Problem:
Show every line in the records below that contains the word "Update".
+-------+
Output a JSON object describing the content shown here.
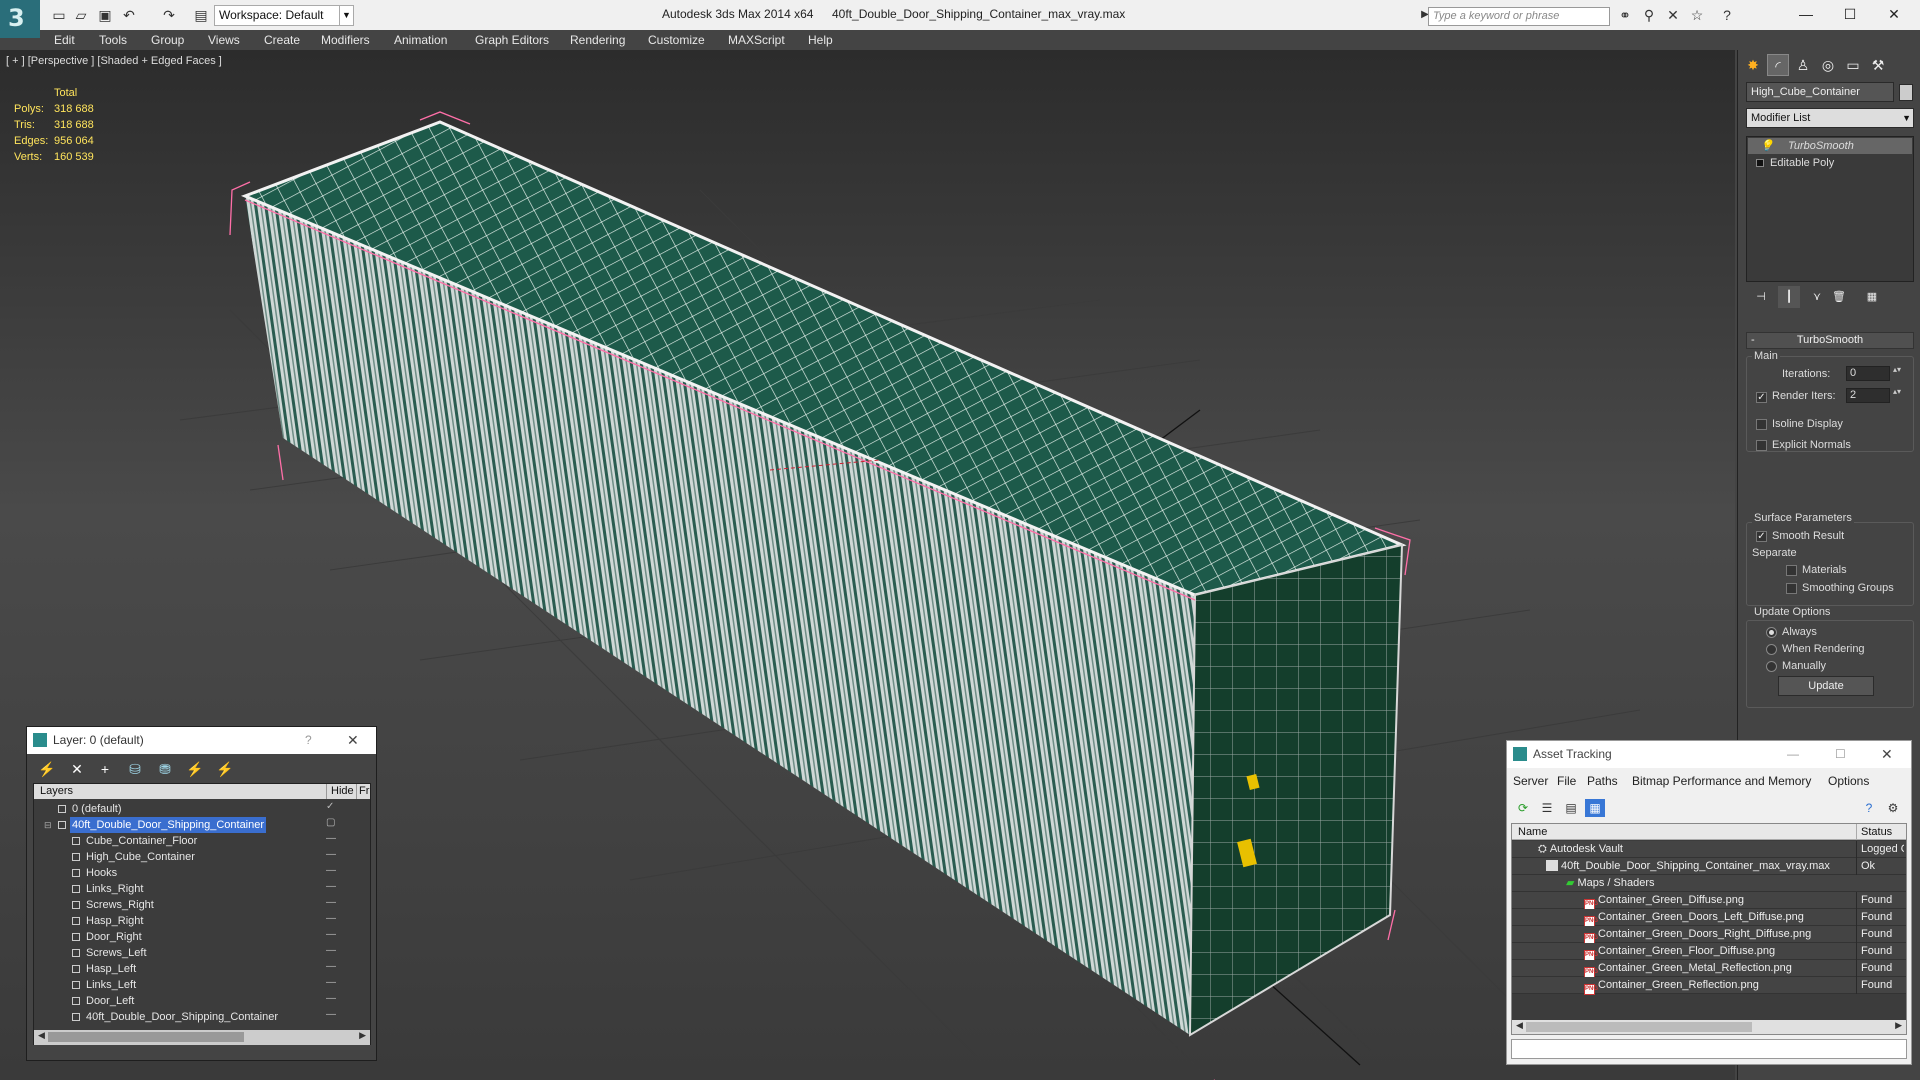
{
  "titlebar": {
    "workspace": "Workspace: Default",
    "app_title": "Autodesk 3ds Max  2014 x64",
    "file_title": "40ft_Double_Door_Shipping_Container_max_vray.max",
    "search_placeholder": "Type a keyword or phrase"
  },
  "menu": [
    "Edit",
    "Tools",
    "Group",
    "Views",
    "Create",
    "Modifiers",
    "Animation",
    "Graph Editors",
    "Rendering",
    "Customize",
    "MAXScript",
    "Help"
  ],
  "viewport": {
    "label": "[ + ] [Perspective ] [Shaded + Edged Faces ]",
    "stats": {
      "header": "Total",
      "rows": [
        {
          "label": "Polys:",
          "value": "318 688"
        },
        {
          "label": "Tris:",
          "value": "318 688"
        },
        {
          "label": "Edges:",
          "value": "956 064"
        },
        {
          "label": "Verts:",
          "value": "160 539"
        }
      ]
    }
  },
  "command_panel": {
    "object_name": "High_Cube_Container",
    "modifier_list": "Modifier List",
    "stack": [
      "TurboSmooth",
      "Editable Poly"
    ],
    "turbosmooth": {
      "title": "TurboSmooth",
      "main": "Main",
      "iterations_label": "Iterations:",
      "iterations_value": "0",
      "render_iters_label": "Render Iters:",
      "render_iters_value": "2",
      "isoline": "Isoline Display",
      "explicit_normals": "Explicit Normals",
      "surface_params": "Surface Parameters",
      "smooth_result": "Smooth Result",
      "separate": "Separate",
      "materials": "Materials",
      "smoothing_groups": "Smoothing Groups",
      "update_options": "Update Options",
      "always": "Always",
      "when_rendering": "When Rendering",
      "manually": "Manually",
      "update_button": "Update"
    }
  },
  "layer_dialog": {
    "title": "Layer: 0 (default)",
    "col_layers": "Layers",
    "col_hide": "Hide",
    "col_f": "Fr",
    "rows": [
      {
        "name": "0 (default)",
        "level": 0
      },
      {
        "name": "40ft_Double_Door_Shipping_Container",
        "level": 0,
        "selected": true
      },
      {
        "name": "Cube_Container_Floor",
        "level": 1
      },
      {
        "name": "High_Cube_Container",
        "level": 1
      },
      {
        "name": "Hooks",
        "level": 1
      },
      {
        "name": "Links_Right",
        "level": 1
      },
      {
        "name": "Screws_Right",
        "level": 1
      },
      {
        "name": "Hasp_Right",
        "level": 1
      },
      {
        "name": "Door_Right",
        "level": 1
      },
      {
        "name": "Screws_Left",
        "level": 1
      },
      {
        "name": "Hasp_Left",
        "level": 1
      },
      {
        "name": "Links_Left",
        "level": 1
      },
      {
        "name": "Door_Left",
        "level": 1
      },
      {
        "name": "40ft_Double_Door_Shipping_Container",
        "level": 1
      }
    ]
  },
  "asset_dialog": {
    "title": "Asset Tracking",
    "menu": [
      "Server",
      "File",
      "Paths",
      "Bitmap Performance and Memory",
      "Options"
    ],
    "col_name": "Name",
    "col_status": "Status",
    "rows": [
      {
        "name": "Autodesk Vault",
        "status": "Logged Out",
        "level": 0
      },
      {
        "name": "40ft_Double_Door_Shipping_Container_max_vray.max",
        "status": "Ok",
        "level": 1
      },
      {
        "name": "Maps / Shaders",
        "status": "",
        "level": 2
      },
      {
        "name": "Container_Green_Diffuse.png",
        "status": "Found",
        "level": 3
      },
      {
        "name": "Container_Green_Doors_Left_Diffuse.png",
        "status": "Found",
        "level": 3
      },
      {
        "name": "Container_Green_Doors_Right_Diffuse.png",
        "status": "Found",
        "level": 3
      },
      {
        "name": "Container_Green_Floor_Diffuse.png",
        "status": "Found",
        "level": 3
      },
      {
        "name": "Container_Green_Metal_Reflection.png",
        "status": "Found",
        "level": 3
      },
      {
        "name": "Container_Green_Reflection.png",
        "status": "Found",
        "level": 3
      }
    ]
  }
}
+-------+
Finished answer:
      "update_options": "Update Options",
      "update_button": "Update"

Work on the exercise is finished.